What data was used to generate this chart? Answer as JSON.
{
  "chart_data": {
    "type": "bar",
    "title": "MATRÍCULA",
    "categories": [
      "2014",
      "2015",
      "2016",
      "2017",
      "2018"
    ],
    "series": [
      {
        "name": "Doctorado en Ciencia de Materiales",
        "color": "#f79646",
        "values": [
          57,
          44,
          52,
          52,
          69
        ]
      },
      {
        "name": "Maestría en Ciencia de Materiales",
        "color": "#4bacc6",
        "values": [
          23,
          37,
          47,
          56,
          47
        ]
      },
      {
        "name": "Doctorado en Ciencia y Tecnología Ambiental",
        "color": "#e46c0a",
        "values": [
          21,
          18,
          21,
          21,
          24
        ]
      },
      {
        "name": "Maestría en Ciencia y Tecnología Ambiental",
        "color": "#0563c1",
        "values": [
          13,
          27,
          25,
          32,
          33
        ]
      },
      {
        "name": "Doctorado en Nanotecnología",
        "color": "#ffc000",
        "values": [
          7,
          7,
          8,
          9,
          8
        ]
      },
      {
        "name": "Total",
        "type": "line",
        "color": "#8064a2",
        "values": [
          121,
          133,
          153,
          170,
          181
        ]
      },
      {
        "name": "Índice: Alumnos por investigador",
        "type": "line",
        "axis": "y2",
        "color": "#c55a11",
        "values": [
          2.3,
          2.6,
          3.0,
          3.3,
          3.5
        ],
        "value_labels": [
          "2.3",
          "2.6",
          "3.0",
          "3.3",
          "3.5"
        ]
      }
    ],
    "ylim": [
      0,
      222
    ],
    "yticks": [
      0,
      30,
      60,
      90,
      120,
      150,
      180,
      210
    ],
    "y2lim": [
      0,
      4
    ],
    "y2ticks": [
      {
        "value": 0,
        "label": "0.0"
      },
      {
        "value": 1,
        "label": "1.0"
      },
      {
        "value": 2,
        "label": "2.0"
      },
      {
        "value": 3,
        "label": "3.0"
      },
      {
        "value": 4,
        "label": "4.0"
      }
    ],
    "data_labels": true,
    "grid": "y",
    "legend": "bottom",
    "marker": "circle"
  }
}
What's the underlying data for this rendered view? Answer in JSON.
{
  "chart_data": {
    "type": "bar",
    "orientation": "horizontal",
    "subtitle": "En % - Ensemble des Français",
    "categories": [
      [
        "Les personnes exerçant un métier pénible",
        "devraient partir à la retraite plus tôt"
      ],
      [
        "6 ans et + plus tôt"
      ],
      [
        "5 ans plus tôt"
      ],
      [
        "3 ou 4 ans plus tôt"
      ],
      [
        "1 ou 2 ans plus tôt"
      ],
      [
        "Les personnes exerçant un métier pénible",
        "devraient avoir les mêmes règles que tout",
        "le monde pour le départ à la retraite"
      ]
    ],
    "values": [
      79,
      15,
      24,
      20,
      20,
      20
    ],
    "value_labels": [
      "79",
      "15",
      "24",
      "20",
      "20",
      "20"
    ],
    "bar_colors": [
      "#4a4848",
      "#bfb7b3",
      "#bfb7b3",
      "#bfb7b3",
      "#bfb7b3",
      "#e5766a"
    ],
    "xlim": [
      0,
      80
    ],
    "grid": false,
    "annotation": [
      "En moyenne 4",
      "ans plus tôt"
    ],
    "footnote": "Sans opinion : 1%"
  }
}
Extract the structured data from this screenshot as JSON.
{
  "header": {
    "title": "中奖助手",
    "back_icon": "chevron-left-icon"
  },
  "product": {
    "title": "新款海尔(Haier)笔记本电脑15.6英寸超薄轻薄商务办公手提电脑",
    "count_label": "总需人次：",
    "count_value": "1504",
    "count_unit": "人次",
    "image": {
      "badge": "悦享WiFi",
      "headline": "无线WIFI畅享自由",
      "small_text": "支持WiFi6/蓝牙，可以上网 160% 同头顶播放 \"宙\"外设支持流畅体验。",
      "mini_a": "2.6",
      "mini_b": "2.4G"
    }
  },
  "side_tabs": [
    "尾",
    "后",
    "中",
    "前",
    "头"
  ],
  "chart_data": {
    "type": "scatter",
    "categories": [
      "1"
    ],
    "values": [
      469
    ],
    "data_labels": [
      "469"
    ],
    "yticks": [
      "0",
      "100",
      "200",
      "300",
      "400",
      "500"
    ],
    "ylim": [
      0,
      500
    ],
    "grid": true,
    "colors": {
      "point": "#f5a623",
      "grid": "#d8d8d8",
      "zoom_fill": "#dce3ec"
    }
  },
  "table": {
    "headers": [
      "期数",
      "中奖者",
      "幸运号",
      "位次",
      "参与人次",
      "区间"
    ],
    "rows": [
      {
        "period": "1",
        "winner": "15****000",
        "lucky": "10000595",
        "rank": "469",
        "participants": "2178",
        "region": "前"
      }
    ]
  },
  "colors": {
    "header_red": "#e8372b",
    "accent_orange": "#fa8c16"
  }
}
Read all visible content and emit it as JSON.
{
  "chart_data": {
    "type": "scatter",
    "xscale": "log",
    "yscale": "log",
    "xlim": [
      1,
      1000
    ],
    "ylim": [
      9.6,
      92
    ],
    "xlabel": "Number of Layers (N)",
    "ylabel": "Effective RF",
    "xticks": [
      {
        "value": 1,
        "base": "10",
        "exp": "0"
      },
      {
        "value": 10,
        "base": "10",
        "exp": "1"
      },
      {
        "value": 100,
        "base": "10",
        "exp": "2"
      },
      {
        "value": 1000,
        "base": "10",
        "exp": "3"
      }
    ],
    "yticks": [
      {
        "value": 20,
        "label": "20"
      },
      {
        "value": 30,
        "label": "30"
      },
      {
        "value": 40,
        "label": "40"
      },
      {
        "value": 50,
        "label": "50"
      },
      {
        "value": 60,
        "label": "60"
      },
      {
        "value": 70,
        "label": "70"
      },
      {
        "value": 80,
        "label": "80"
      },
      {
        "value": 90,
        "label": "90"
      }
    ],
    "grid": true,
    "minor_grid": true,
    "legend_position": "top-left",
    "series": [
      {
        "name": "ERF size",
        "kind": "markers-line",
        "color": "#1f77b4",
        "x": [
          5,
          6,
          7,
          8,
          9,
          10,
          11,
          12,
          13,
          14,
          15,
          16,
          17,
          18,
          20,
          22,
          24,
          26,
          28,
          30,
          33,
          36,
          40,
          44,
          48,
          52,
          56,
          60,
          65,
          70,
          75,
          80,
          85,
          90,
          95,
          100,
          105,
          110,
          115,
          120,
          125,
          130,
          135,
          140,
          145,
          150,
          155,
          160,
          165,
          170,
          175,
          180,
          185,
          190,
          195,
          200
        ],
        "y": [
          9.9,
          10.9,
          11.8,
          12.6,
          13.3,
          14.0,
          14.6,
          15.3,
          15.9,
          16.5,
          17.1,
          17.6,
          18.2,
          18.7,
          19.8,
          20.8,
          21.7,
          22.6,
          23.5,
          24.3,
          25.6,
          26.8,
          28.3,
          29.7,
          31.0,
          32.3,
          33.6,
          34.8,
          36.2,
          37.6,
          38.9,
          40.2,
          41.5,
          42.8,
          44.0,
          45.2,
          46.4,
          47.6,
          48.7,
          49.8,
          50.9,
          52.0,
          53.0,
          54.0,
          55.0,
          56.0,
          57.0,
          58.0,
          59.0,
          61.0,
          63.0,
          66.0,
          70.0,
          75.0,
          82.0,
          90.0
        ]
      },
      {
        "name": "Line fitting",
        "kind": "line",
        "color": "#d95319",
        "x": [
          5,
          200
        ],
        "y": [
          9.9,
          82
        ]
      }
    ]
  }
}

_ _ _ _

> What you will do
Please reproduce all of the entries exactly as they stand.

> Correct answer
What data was used to generate this chart? Answer as JSON.
{
  "chart_data": {
    "type": "bar",
    "title": "MATRÍCULA",
    "categories": [
      "2014",
      "2015",
      "2016",
      "2017",
      "2018"
    ],
    "series": [
      {
        "name": "Doctorado en Ciencia de Materiales",
        "color": "#f79646",
        "values": [
          57,
          44,
          52,
          52,
          69
        ]
      },
      {
        "name": "Maestría en Ciencia de Materiales",
        "color": "#4bacc6",
        "values": [
          23,
          37,
          47,
          56,
          47
        ]
      },
      {
        "name": "Doctorado en Ciencia y Tecnología Ambiental",
        "color": "#e46c0a",
        "values": [
          21,
          18,
          21,
          21,
          24
        ]
      },
      {
        "name": "Maestría en Ciencia y Tecnología Ambiental",
        "color": "#0563c1",
        "values": [
          13,
          27,
          25,
          32,
          33
        ]
      },
      {
        "name": "Doctorado en Nanotecnología",
        "color": "#ffc000",
        "values": [
          7,
          7,
          8,
          9,
          8
        ]
      },
      {
        "name": "Total",
        "type": "line",
        "color": "#8064a2",
        "values": [
          121,
          133,
          153,
          170,
          181
        ]
      },
      {
        "name": "Índice: Alumnos por investigador",
        "type": "line",
        "axis": "y2",
        "color": "#c55a11",
        "values": [
          2.3,
          2.6,
          3.0,
          3.3,
          3.5
        ],
        "value_labels": [
          "2.3",
          "2.6",
          "3.0",
          "3.3",
          "3.5"
        ]
      }
    ],
    "ylim": [
      0,
      222
    ],
    "yticks": [
      0,
      30,
      60,
      90,
      120,
      150,
      180,
      210
    ],
    "y2lim": [
      0,
      4
    ],
    "y2ticks": [
      {
        "value": 0,
        "label": "0.0"
      },
      {
        "value": 1,
        "label": "1.0"
      },
      {
        "value": 2,
        "label": "2.0"
      },
      {
        "value": 3,
        "label": "3.0"
      },
      {
        "value": 4,
        "label": "4.0"
      }
    ],
    "data_labels": true,
    "grid": "y",
    "legend": "bottom",
    "marker": "circle"
  }
}
What's the underlying data for this rendered view? Answer in JSON.
{
  "chart_data": {
    "type": "bar",
    "orientation": "horizontal",
    "subtitle": "En % - Ensemble des Français",
    "categories": [
      [
        "Les personnes exerçant un métier pénible",
        "devraient partir à la retraite plus tôt"
      ],
      [
        "6 ans et + plus tôt"
      ],
      [
        "5 ans plus tôt"
      ],
      [
        "3 ou 4 ans plus tôt"
      ],
      [
        "1 ou 2 ans plus tôt"
      ],
      [
        "Les personnes exerçant un métier pénible",
        "devraient avoir les mêmes règles que tout",
        "le monde pour le départ à la retraite"
      ]
    ],
    "values": [
      79,
      15,
      24,
      20,
      20,
      20
    ],
    "value_labels": [
      "79",
      "15",
      "24",
      "20",
      "20",
      "20"
    ],
    "bar_colors": [
      "#4a4848",
      "#bfb7b3",
      "#bfb7b3",
      "#bfb7b3",
      "#bfb7b3",
      "#e5766a"
    ],
    "xlim": [
      0,
      80
    ],
    "grid": false,
    "annotation": [
      "En moyenne 4",
      "ans plus tôt"
    ],
    "footnote": "Sans opinion : 1%"
  }
}
Extract the structured data from this screenshot as JSON.
{
  "header": {
    "title": "中奖助手",
    "back_icon": "chevron-left-icon"
  },
  "product": {
    "title": "新款海尔(Haier)笔记本电脑15.6英寸超薄轻薄商务办公手提电脑",
    "count_label": "总需人次：",
    "count_value": "1504",
    "count_unit": "人次",
    "image": {
      "badge": "悦享WiFi",
      "headline": "无线WIFI畅享自由",
      "small_text": "支持WiFi6/蓝牙，可以上网 160% 同头顶播放 \"宙\"外设支持流畅体验。",
      "mini_a": "2.6",
      "mini_b": "2.4G"
    }
  },
  "side_tabs": [
    "尾",
    "后",
    "中",
    "前",
    "头"
  ],
  "chart_data": {
    "type": "scatter",
    "categories": [
      "1"
    ],
    "values": [
      469
    ],
    "data_labels": [
      "469"
    ],
    "yticks": [
      "0",
      "100",
      "200",
      "300",
      "400",
      "500"
    ],
    "ylim": [
      0,
      500
    ],
    "grid": true,
    "colors": {
      "point": "#f5a623",
      "grid": "#d8d8d8",
      "zoom_fill": "#dce3ec"
    }
  },
  "table": {
    "headers": [
      "期数",
      "中奖者",
      "幸运号",
      "位次",
      "参与人次",
      "区间"
    ],
    "rows": [
      {
        "period": "1",
        "winner": "15****000",
        "lucky": "10000595",
        "rank": "469",
        "participants": "2178",
        "region": "前"
      }
    ]
  },
  "colors": {
    "header_red": "#e8372b",
    "accent_orange": "#fa8c16"
  }
}
Read all visible content and emit it as JSON.
{
  "chart_data": {
    "type": "scatter",
    "xscale": "log",
    "yscale": "log",
    "xlim": [
      1,
      1000
    ],
    "ylim": [
      9.6,
      92
    ],
    "xlabel": "Number of Layers (N)",
    "ylabel": "Effective RF",
    "xticks": [
      {
        "value": 1,
        "base": "10",
        "exp": "0"
      },
      {
        "value": 10,
        "base": "10",
        "exp": "1"
      },
      {
        "value": 100,
        "base": "10",
        "exp": "2"
      },
      {
        "value": 1000,
        "base": "10",
        "exp": "3"
      }
    ],
    "yticks": [
      {
        "value": 20,
        "label": "20"
      },
      {
        "value": 30,
        "label": "30"
      },
      {
        "value": 40,
        "label": "40"
      },
      {
        "value": 50,
        "label": "50"
      },
      {
        "value": 60,
        "label": "60"
      },
      {
        "value": 70,
        "label": "70"
      },
      {
        "value": 80,
        "label": "80"
      },
      {
        "value": 90,
        "label": "90"
      }
    ],
    "grid": true,
    "minor_grid": true,
    "legend_position": "top-left",
    "series": [
      {
        "name": "ERF size",
        "kind": "markers-line",
        "color": "#1f77b4",
        "x": [
          5,
          6,
          7,
          8,
          9,
          10,
          11,
          12,
          13,
          14,
          15,
          16,
          17,
          18,
          20,
          22,
          24,
          26,
          28,
          30,
          33,
          36,
          40,
          44,
          48,
          52,
          56,
          60,
          65,
          70,
          75,
          80,
          85,
          90,
          95,
          100,
          105,
          110,
          115,
          120,
          125,
          130,
          135,
          140,
          145,
          150,
          155,
          160,
          165,
          170,
          175,
          180,
          185,
          190,
          195,
          200
        ],
        "y": [
          9.9,
          10.9,
          11.8,
          12.6,
          13.3,
          14.0,
          14.6,
          15.3,
          15.9,
          16.5,
          17.1,
          17.6,
          18.2,
          18.7,
          19.8,
          20.8,
          21.7,
          22.6,
          23.5,
          24.3,
          25.6,
          26.8,
          28.3,
          29.7,
          31.0,
          32.3,
          33.6,
          34.8,
          36.2,
          37.6,
          38.9,
          40.2,
          41.5,
          42.8,
          44.0,
          45.2,
          46.4,
          47.6,
          48.7,
          49.8,
          50.9,
          52.0,
          53.0,
          54.0,
          55.0,
          56.0,
          57.0,
          58.0,
          59.0,
          61.0,
          63.0,
          66.0,
          70.0,
          75.0,
          82.0,
          90.0
        ]
      },
      {
        "name": "Line fitting",
        "kind": "line",
        "color": "#d95319",
        "x": [
          5,
          200
        ],
        "y": [
          9.9,
          82
        ]
      }
    ]
  }
}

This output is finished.